((

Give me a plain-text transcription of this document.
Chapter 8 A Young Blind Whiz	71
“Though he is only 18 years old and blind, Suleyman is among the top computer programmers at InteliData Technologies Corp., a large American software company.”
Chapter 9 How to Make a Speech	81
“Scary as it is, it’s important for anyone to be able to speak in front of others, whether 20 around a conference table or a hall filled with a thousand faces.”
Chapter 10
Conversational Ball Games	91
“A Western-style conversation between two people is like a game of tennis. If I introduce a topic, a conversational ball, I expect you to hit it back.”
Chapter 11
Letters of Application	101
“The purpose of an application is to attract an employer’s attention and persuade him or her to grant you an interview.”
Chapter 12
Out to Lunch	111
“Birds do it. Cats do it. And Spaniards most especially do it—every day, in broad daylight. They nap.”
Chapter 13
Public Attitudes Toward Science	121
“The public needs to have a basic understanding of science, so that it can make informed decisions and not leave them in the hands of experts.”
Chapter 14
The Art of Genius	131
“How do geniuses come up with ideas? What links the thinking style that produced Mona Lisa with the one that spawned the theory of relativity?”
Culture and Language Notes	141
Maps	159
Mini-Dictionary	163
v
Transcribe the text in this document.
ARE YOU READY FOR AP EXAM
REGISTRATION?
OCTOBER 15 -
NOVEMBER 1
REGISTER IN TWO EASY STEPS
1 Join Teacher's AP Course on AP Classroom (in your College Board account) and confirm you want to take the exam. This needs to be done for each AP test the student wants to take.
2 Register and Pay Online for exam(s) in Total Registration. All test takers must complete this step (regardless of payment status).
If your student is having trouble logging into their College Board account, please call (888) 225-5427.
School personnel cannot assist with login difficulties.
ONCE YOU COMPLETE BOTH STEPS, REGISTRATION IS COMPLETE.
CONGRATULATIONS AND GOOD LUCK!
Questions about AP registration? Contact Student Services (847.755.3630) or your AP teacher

))

§ **Exercise details**:
Write the material out again word for word.

§ **Output of the exercise**:
Give me a plain-text transcription of this document.
Chapter 8 A Young Blind Whiz	71
“Though he is only 18 years old and blind, Suleyman is among the top computer programmers at InteliData Technologies Corp., a large American software company.”
Chapter 9 How to Make a Speech	81
“Scary as it is, it’s important for anyone to be able to speak in front of others, whether 20 around a conference table or a hall filled with a thousand faces.”
Chapter 10
Conversational Ball Games	91
“A Western-style conversation between two people is like a game of tennis. If I introduce a topic, a conversational ball, I expect you to hit it back.”
Chapter 11
Letters of Application	101
“The purpose of an application is to attract an employer’s attention and persuade him or her to grant you an interview.”
Chapter 12
Out to Lunch	111
“Birds do it. Cats do it. And Spaniards most especially do it—every day, in broad daylight. They nap.”
Chapter 13
Public Attitudes Toward Science	121
“The public needs to have a basic understanding of science, so that it can make informed decisions and not leave them in the hands of experts.”
Chapter 14
The Art of Genius	131
“How do geniuses come up with ideas? What links the thinking style that produced Mona Lisa with the one that spawned the theory of relativity?”
Culture and Language Notes	141
Maps	159
Mini-Dictionary	163
v
Transcribe the text in this document.
ARE YOU READY FOR AP EXAM
REGISTRATION?
OCTOBER 15 -
NOVEMBER 1
REGISTER IN TWO EASY STEPS
1 Join Teacher's AP Course on AP Classroom (in your College Board account) and confirm you want to take the exam. This needs to be done for each AP test the student wants to take.
2 Register and Pay Online for exam(s) in Total Registration. All test takers must complete this step (regardless of payment status).
If your student is having trouble logging into their College Board account, please call (888) 225-5427.
School personnel cannot assist with login difficulties.
ONCE YOU COMPLETE BOTH STEPS, REGISTRATION IS COMPLETE.
CONGRATULATIONS AND GOOD LUCK!
Questions about AP registration? Contact Student Services (847.755.3630) or your AP teacher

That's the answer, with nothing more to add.